_PROBLEM TO SOLVE_
Pull every line containing "type" out of the material below.

_RECORD EXCERPTS_

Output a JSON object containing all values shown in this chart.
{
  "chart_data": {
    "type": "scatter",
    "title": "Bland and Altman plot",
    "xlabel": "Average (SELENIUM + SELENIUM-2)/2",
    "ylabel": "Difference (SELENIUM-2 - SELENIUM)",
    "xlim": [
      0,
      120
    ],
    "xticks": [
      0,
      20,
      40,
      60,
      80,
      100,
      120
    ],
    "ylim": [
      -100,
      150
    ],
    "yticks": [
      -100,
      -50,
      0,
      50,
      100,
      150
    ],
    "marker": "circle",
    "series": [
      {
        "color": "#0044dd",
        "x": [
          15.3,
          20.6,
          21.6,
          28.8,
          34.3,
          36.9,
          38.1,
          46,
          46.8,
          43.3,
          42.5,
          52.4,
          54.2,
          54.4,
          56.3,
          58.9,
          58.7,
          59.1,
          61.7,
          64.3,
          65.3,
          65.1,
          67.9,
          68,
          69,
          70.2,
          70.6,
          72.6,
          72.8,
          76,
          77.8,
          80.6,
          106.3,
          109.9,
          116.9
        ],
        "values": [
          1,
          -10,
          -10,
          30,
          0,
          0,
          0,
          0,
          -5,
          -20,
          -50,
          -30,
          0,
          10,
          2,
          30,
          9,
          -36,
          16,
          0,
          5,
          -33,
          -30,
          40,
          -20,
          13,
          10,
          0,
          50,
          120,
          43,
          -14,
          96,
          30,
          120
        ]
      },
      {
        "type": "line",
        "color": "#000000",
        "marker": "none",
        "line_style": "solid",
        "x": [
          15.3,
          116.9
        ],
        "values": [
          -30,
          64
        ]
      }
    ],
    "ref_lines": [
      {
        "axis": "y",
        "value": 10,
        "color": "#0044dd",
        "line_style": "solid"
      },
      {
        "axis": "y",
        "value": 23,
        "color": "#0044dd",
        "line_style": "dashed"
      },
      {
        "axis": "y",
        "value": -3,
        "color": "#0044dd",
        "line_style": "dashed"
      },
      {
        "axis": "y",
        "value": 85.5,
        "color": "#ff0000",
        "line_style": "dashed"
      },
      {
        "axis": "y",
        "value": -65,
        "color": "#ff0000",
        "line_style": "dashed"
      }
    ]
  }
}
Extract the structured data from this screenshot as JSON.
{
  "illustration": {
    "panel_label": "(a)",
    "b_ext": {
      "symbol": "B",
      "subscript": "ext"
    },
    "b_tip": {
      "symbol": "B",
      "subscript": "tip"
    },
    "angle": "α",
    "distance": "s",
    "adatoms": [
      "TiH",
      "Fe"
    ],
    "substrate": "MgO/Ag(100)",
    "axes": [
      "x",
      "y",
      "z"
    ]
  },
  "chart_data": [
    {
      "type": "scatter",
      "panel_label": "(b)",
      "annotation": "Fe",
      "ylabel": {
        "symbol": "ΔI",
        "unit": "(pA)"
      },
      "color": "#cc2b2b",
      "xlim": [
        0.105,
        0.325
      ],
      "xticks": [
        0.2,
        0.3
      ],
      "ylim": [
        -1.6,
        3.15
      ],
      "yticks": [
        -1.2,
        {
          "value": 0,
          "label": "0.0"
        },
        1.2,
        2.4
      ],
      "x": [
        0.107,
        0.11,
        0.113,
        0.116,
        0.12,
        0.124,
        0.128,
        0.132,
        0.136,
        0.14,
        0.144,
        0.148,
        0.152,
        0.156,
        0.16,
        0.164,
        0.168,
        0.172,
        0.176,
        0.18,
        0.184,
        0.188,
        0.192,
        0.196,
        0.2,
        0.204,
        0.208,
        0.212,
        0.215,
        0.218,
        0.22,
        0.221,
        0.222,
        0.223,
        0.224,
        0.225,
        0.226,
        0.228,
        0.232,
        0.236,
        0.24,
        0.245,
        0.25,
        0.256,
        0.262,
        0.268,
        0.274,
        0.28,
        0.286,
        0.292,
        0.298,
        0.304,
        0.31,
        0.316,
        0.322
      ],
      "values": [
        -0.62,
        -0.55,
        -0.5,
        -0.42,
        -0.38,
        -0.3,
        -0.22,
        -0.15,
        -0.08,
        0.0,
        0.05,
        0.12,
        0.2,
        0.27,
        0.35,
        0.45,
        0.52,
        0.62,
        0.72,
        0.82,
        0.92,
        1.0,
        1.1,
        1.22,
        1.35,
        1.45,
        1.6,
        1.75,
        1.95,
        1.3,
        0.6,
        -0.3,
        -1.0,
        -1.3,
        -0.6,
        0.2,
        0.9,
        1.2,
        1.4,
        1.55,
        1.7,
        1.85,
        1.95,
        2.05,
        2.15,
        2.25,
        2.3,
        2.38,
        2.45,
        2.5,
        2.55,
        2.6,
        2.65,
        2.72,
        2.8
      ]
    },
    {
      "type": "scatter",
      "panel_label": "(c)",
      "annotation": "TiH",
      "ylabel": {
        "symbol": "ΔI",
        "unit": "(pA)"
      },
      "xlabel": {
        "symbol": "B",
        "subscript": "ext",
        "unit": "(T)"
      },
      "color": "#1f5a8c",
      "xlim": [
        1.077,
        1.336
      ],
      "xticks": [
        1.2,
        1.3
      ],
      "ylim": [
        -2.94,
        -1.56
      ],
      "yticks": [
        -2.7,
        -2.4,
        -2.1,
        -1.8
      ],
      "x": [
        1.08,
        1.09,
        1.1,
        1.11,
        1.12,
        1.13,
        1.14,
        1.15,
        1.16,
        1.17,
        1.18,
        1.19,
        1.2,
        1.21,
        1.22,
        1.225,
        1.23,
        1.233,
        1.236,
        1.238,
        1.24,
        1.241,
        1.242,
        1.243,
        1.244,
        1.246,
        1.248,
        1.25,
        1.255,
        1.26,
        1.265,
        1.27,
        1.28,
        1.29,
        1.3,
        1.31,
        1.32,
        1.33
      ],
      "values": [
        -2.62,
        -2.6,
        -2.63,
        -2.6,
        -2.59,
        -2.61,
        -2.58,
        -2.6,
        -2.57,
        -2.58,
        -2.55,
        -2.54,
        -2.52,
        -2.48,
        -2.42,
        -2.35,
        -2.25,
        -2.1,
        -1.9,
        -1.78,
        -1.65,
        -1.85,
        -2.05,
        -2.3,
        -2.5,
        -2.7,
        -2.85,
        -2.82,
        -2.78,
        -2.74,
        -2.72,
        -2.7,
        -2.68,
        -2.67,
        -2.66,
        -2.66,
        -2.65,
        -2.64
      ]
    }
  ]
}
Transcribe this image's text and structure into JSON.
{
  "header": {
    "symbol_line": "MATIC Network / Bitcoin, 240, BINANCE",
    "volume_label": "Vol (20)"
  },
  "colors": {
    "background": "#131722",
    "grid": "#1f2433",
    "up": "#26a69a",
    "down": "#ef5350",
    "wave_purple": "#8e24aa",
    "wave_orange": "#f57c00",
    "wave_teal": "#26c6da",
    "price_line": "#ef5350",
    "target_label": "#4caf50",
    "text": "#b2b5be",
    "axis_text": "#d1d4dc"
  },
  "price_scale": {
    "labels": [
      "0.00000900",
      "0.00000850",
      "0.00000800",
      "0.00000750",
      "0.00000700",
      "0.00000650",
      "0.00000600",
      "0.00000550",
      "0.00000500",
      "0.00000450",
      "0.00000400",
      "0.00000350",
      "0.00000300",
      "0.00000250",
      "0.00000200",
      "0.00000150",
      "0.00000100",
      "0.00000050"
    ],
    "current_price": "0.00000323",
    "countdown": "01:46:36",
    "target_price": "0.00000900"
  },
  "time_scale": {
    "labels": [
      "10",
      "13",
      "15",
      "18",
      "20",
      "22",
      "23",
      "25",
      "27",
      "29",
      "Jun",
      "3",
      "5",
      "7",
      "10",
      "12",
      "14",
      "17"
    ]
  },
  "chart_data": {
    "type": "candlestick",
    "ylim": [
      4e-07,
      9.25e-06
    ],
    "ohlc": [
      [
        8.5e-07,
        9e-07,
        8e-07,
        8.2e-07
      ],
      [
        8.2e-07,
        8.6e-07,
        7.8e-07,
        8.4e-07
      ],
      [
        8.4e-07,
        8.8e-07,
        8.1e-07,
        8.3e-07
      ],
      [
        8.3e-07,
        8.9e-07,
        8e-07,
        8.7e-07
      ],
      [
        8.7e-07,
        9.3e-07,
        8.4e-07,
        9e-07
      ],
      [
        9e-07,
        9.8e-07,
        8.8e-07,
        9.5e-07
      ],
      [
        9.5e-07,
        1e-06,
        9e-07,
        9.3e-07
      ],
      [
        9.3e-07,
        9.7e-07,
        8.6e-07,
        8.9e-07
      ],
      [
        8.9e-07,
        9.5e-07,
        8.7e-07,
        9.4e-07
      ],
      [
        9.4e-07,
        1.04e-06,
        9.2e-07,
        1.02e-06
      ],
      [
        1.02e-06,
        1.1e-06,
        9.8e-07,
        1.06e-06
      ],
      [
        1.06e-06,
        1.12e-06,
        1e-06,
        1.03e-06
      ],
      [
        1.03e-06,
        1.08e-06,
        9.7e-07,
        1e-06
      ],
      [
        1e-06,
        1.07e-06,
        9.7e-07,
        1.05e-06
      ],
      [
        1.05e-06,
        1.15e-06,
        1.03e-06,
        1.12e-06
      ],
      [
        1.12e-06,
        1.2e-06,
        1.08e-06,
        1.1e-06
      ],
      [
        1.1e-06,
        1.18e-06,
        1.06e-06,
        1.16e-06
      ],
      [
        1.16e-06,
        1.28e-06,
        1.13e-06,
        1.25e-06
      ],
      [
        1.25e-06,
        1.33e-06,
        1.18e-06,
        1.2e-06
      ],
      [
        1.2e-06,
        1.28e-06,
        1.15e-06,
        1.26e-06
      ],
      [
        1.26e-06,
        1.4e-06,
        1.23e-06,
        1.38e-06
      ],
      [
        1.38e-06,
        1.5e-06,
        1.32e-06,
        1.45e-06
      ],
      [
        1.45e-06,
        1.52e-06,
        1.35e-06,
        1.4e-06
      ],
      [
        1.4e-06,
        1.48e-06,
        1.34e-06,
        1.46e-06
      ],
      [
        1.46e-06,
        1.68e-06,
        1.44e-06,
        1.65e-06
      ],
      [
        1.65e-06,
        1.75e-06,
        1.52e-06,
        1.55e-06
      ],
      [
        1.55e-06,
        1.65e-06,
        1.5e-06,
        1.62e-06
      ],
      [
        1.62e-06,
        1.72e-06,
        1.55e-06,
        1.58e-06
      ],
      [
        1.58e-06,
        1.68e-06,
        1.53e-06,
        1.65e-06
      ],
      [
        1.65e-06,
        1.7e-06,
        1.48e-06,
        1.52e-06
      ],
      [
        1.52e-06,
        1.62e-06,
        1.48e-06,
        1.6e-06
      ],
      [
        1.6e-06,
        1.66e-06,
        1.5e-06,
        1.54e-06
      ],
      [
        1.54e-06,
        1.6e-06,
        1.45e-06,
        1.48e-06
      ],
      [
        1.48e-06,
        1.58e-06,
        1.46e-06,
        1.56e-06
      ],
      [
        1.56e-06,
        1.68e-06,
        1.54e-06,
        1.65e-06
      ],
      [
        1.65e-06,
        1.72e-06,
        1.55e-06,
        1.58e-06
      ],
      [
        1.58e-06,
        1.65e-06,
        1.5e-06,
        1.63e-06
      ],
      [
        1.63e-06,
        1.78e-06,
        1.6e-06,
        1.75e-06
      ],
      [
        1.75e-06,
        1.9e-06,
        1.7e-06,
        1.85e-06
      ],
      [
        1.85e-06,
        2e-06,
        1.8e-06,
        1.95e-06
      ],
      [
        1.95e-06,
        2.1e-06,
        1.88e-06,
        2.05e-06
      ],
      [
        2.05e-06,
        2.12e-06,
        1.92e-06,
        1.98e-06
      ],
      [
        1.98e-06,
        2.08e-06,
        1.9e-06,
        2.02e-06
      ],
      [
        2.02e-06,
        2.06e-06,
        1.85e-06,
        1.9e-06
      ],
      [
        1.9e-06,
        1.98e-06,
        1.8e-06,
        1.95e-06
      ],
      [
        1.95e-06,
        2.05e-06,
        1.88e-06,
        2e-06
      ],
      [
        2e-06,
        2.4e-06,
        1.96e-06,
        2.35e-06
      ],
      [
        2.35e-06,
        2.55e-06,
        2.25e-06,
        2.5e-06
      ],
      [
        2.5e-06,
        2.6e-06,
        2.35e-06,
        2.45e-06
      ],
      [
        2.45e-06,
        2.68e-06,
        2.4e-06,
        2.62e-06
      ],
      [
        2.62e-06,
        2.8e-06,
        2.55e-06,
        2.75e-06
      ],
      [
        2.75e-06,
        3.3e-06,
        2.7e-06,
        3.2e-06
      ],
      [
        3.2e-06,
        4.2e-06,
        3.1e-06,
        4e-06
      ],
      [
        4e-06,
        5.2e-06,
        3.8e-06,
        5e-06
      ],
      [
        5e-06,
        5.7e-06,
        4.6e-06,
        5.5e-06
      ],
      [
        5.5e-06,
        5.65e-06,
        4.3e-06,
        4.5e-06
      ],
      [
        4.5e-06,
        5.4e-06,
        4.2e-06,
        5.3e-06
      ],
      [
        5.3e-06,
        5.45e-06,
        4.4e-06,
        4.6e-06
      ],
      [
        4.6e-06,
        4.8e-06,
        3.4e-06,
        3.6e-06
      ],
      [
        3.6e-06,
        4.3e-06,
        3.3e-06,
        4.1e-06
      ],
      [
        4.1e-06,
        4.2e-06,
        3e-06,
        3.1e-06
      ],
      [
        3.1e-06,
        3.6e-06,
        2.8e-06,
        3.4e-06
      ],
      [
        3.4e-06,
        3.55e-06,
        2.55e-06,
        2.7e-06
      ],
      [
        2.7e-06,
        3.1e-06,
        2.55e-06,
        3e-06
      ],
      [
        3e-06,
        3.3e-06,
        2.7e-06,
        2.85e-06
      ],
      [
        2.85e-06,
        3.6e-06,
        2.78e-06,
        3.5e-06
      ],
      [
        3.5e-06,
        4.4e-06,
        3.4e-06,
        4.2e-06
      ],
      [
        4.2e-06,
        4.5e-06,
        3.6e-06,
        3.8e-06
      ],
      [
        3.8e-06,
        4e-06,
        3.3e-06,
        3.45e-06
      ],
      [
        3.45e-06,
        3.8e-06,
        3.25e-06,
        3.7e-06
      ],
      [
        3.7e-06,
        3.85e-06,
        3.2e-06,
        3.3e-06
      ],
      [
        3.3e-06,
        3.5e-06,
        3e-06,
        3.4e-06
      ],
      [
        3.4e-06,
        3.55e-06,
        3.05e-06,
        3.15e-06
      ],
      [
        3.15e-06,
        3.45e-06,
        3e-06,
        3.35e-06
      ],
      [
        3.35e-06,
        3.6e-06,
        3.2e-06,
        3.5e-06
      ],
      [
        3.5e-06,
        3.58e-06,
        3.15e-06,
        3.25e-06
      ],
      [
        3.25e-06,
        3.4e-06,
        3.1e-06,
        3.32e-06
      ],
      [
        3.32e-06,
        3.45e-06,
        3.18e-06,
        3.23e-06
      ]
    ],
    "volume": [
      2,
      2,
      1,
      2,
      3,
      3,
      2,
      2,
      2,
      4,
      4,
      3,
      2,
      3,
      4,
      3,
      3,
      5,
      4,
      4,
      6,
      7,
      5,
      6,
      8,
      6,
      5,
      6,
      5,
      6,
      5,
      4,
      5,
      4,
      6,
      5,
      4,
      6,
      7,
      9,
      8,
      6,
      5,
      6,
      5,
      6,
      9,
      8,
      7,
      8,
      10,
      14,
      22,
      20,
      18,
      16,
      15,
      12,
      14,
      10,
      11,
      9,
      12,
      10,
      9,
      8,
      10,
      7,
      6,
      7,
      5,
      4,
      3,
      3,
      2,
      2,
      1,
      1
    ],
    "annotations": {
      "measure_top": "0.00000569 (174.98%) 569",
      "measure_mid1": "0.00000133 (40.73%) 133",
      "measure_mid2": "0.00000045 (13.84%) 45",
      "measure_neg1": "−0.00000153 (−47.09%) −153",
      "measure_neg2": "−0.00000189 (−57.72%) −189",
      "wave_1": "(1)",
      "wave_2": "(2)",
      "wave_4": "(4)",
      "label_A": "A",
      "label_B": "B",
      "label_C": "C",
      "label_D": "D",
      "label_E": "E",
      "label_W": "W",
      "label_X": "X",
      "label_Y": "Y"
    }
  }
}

_REPLY_
    "type": "scatter",
        "type": "line",
      "type": "scatter",
      "type": "scatter",
    "type": "candlestick",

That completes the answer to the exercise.